Source records
--- Begin ---
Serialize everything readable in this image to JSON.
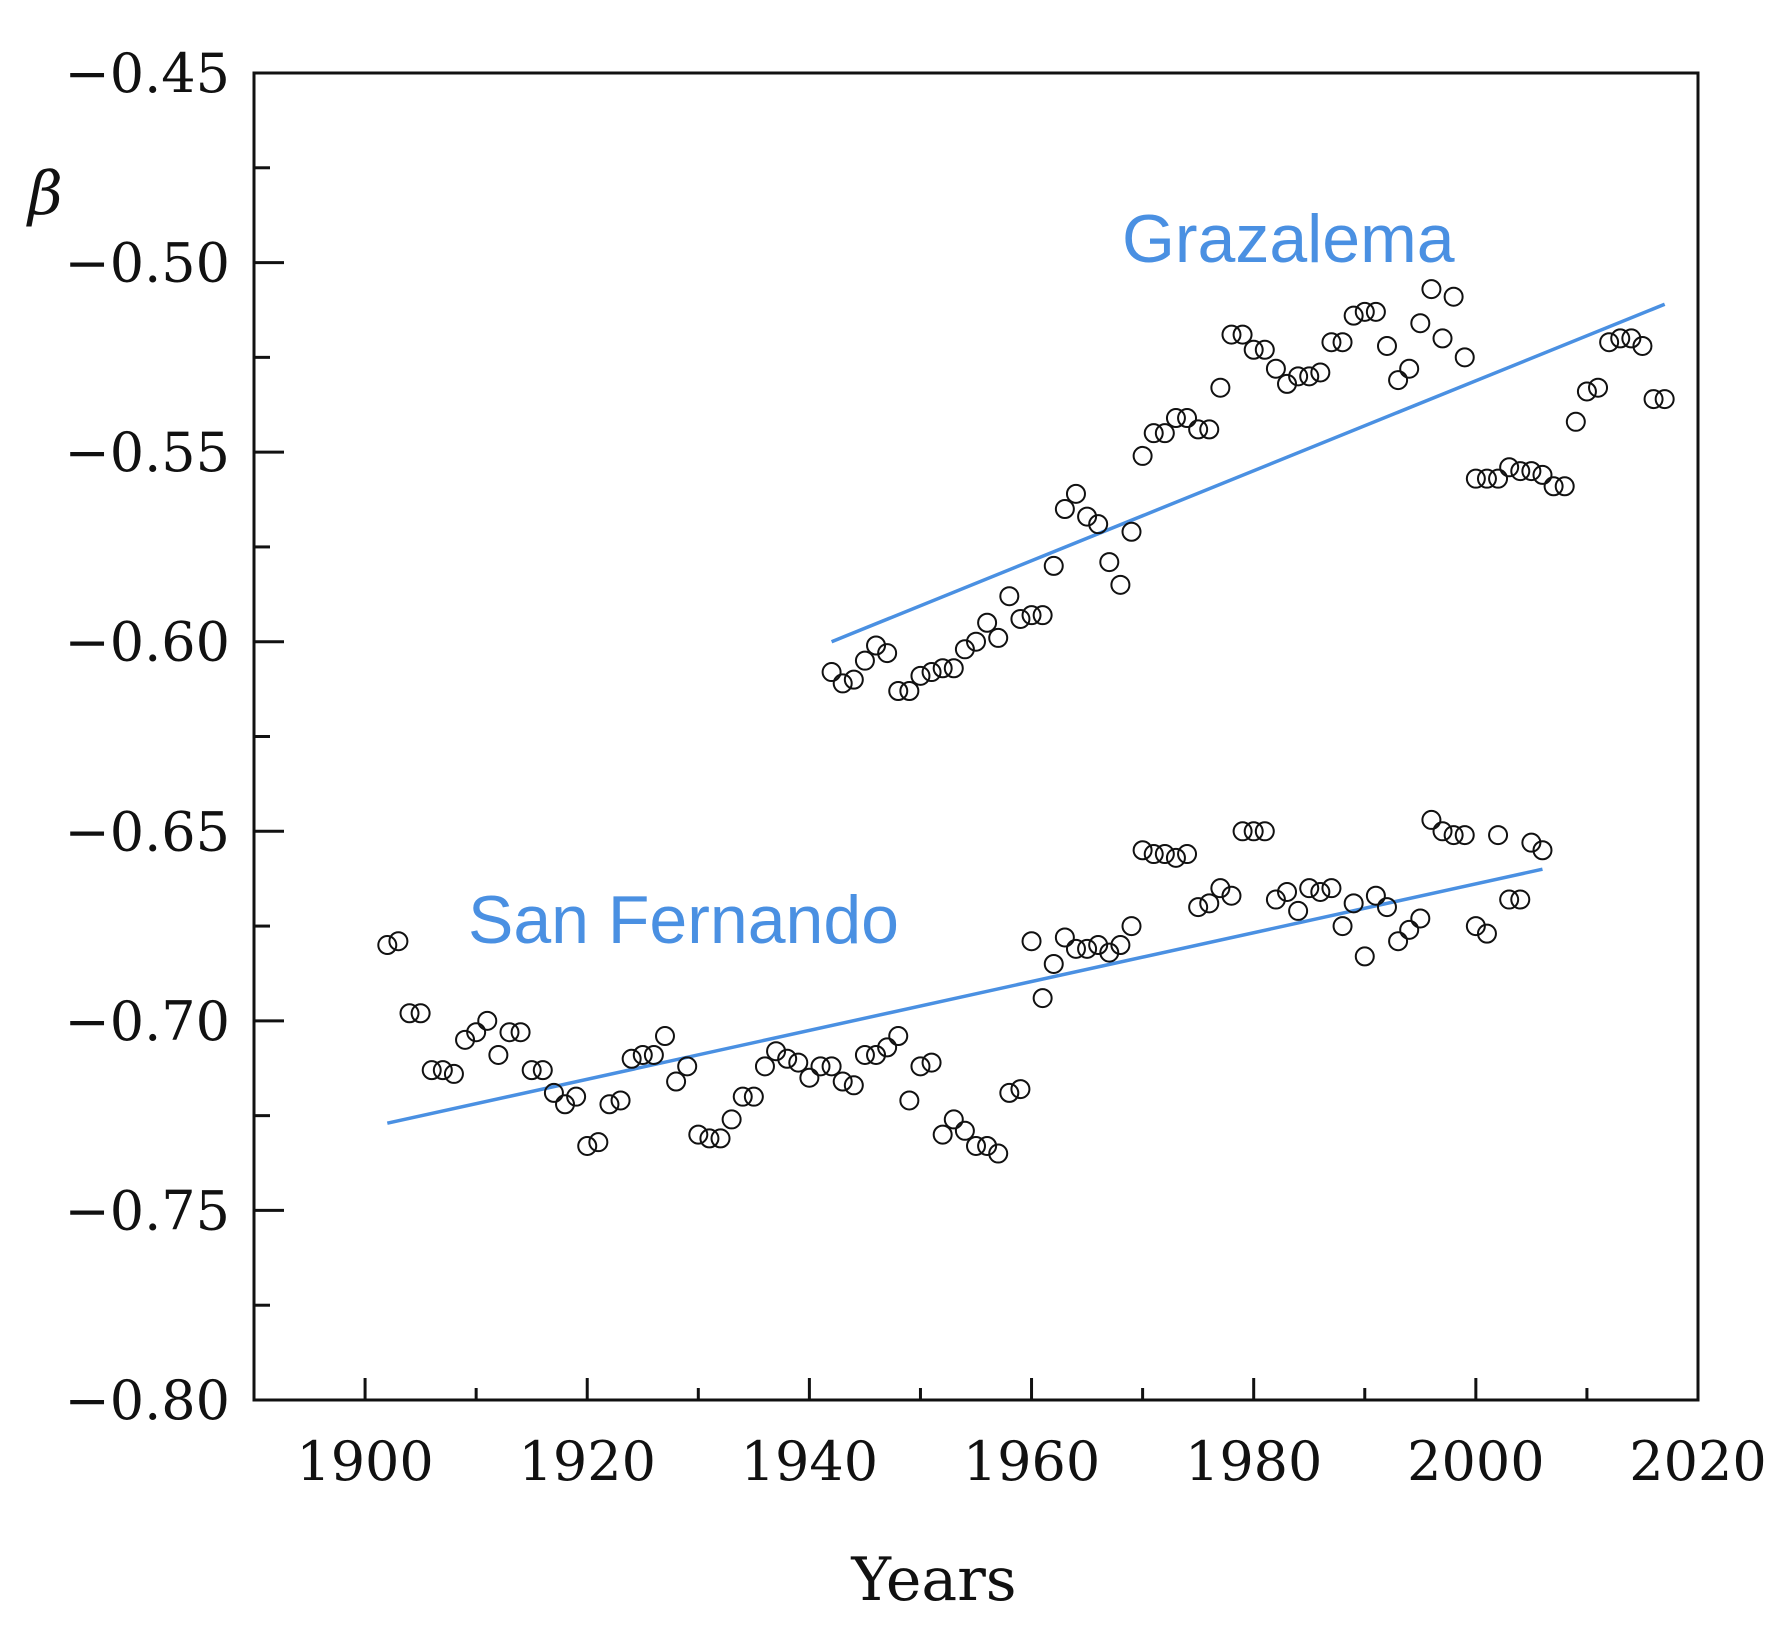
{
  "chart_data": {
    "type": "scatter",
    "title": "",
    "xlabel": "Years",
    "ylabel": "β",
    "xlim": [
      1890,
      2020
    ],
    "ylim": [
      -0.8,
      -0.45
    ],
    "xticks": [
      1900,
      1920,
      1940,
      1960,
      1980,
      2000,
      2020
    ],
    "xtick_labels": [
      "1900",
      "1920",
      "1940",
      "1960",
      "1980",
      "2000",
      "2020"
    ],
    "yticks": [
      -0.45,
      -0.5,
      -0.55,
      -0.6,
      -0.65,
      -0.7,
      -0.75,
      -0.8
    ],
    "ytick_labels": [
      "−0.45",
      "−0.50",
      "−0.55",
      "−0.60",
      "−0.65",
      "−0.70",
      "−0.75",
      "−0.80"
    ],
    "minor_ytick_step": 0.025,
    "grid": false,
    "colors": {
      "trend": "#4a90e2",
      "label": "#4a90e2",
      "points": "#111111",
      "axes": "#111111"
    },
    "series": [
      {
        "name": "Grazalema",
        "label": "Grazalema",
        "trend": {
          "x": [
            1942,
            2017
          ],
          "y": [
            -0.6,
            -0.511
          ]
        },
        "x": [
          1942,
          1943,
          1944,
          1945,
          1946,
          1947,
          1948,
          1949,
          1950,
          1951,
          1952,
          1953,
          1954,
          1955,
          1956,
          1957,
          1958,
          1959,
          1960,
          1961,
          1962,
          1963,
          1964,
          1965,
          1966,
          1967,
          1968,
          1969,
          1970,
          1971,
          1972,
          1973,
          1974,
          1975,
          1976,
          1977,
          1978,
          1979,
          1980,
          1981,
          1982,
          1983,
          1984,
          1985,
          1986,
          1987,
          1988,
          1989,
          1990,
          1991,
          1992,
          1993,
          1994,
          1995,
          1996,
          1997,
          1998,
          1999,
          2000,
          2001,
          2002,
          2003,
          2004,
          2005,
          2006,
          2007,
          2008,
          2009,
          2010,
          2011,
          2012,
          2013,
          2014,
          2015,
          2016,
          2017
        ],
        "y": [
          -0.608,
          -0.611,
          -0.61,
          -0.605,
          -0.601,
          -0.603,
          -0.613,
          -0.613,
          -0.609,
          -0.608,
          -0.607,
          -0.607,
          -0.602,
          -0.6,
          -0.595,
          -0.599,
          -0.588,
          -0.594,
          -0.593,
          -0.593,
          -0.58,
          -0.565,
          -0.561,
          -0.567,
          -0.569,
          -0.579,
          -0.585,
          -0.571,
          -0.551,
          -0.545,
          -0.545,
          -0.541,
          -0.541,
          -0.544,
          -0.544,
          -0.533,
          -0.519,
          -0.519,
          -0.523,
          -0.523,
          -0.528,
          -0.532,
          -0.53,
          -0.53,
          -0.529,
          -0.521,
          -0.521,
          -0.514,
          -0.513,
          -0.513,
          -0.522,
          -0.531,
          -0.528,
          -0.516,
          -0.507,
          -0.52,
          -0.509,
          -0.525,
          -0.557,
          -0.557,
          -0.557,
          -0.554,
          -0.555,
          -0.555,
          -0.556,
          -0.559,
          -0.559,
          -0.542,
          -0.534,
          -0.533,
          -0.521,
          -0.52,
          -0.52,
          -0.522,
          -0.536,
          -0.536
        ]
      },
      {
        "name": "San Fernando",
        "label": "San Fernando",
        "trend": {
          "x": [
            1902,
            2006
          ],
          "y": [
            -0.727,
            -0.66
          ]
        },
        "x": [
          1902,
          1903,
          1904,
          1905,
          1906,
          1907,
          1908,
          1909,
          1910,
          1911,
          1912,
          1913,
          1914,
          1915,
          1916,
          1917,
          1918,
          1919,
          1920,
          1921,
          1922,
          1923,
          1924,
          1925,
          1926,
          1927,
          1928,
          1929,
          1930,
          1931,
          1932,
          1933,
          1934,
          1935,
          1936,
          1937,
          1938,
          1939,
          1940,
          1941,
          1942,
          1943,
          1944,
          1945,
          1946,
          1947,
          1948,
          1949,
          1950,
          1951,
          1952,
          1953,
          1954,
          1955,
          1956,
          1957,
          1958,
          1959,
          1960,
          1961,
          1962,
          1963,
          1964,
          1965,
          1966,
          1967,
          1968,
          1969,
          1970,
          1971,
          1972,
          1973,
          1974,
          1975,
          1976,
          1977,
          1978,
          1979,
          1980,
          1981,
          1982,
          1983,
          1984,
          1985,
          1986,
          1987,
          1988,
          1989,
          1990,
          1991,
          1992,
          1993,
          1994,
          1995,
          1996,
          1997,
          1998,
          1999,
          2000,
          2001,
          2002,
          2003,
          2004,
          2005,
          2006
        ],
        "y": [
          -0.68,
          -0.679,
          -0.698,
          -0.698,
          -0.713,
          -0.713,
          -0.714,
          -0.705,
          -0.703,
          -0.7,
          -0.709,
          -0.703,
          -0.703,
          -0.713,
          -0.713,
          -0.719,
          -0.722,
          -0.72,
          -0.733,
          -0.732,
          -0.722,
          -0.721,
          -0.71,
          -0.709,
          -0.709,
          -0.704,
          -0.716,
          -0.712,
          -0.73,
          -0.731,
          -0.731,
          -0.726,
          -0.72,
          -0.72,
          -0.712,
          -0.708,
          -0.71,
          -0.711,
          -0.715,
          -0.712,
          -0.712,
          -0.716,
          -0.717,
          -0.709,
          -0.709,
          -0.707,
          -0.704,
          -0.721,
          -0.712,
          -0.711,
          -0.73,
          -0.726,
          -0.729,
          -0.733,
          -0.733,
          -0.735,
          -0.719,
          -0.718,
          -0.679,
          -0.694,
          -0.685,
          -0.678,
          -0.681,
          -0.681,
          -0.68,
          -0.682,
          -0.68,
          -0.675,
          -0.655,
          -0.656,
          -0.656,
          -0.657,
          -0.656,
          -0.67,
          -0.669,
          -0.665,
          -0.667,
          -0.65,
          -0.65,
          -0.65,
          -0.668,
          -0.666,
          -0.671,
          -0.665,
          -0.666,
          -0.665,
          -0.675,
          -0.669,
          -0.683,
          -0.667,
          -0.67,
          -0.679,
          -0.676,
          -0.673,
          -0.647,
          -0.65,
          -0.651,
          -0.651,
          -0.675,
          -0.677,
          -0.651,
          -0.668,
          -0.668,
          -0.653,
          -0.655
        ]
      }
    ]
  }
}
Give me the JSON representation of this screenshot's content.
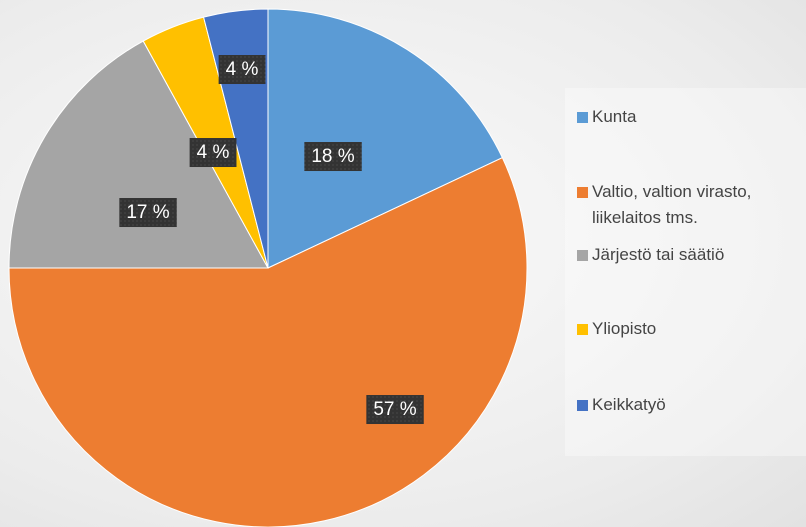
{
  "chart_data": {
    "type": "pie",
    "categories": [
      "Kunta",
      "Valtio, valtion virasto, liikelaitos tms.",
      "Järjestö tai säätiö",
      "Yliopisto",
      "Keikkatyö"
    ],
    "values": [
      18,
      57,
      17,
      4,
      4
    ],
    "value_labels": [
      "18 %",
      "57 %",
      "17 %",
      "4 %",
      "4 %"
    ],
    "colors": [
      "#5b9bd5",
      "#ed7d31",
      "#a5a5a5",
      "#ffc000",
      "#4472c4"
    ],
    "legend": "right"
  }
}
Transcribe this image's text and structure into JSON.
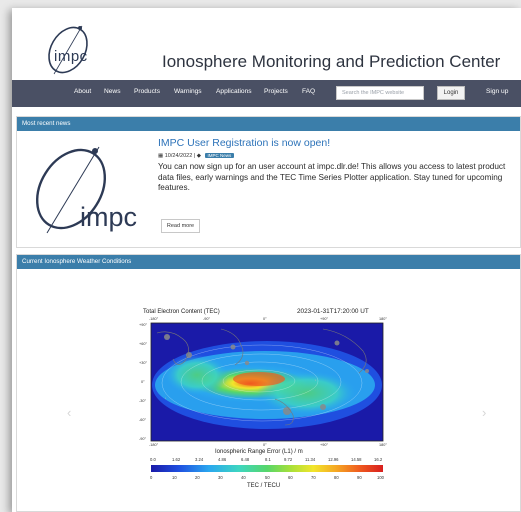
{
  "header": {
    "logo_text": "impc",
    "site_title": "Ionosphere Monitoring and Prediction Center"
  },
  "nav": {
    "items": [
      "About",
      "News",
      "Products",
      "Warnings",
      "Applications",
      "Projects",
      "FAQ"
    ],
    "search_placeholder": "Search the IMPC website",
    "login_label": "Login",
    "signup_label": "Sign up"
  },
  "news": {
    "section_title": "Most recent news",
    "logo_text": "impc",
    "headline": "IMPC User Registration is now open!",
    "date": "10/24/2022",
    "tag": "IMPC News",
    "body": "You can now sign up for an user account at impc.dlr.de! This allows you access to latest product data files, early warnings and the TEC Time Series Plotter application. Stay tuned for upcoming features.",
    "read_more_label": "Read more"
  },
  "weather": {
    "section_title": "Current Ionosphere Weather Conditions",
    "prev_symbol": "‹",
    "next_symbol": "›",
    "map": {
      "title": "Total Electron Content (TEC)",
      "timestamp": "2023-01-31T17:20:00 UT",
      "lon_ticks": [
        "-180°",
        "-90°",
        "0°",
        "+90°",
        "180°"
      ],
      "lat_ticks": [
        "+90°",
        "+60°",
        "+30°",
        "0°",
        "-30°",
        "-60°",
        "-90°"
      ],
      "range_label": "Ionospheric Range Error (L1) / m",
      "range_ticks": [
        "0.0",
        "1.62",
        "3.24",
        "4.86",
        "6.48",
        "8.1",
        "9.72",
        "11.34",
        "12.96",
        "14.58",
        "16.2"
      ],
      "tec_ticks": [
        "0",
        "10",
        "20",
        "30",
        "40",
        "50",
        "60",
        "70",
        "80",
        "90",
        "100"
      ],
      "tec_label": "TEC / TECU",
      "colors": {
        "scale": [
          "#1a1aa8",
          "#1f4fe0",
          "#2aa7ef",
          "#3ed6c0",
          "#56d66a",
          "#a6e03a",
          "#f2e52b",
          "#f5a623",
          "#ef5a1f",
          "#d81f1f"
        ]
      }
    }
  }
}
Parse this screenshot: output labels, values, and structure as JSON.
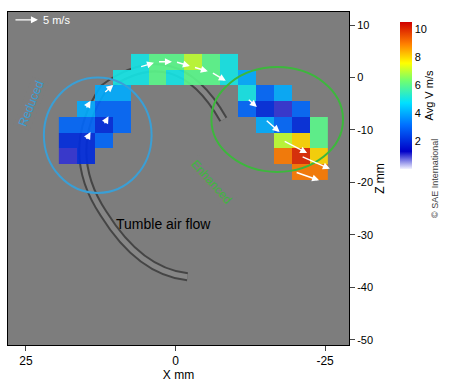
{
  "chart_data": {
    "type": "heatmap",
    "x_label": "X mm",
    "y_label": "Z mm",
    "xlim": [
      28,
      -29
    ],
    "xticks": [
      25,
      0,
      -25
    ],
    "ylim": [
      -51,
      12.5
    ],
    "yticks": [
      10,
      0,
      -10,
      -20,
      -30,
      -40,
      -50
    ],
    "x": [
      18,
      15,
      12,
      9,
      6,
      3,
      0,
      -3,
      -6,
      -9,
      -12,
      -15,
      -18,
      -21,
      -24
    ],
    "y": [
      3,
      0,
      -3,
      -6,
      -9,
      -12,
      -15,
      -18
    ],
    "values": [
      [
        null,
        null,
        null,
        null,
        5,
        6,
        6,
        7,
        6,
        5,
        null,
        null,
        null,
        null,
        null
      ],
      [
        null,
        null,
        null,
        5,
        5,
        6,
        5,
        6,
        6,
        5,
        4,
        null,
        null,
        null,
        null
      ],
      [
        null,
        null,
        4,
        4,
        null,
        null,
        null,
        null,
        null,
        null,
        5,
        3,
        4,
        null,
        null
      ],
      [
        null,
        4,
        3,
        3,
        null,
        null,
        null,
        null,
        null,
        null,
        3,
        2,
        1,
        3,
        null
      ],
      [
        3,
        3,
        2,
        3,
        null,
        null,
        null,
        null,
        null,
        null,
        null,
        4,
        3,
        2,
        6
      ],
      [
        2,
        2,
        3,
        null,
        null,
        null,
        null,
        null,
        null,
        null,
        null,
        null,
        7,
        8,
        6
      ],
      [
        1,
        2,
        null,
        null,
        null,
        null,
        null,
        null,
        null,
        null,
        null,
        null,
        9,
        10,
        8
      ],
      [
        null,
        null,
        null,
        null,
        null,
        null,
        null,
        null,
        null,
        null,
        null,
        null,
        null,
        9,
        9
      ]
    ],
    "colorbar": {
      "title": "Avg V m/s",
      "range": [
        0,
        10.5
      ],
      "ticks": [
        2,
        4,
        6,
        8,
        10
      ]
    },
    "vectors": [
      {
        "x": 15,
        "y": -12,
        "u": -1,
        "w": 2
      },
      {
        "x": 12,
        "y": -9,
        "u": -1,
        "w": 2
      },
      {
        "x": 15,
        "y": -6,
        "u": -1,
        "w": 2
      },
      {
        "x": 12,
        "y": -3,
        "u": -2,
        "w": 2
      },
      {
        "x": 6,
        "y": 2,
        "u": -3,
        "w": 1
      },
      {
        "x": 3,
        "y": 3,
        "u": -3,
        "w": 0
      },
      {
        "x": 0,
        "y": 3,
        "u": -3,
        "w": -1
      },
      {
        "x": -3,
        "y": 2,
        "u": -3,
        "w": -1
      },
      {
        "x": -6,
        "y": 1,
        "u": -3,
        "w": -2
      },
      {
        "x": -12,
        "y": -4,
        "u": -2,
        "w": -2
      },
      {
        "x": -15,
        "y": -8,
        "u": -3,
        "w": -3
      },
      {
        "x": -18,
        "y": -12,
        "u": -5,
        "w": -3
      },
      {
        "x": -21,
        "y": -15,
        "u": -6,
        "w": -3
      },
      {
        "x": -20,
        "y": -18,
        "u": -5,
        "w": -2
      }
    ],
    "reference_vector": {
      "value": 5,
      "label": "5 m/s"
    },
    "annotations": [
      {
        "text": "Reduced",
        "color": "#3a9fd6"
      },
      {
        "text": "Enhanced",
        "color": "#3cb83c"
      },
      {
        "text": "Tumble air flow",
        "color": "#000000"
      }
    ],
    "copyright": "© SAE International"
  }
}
--- End ---
Directive -> Whichever lines contain the string "screenshot", select and copy them.

Reply to the exercise ->
Give me the JSON representation of this screenshot's content.
Parse this screenshot: output labels, values, and structure as JSON.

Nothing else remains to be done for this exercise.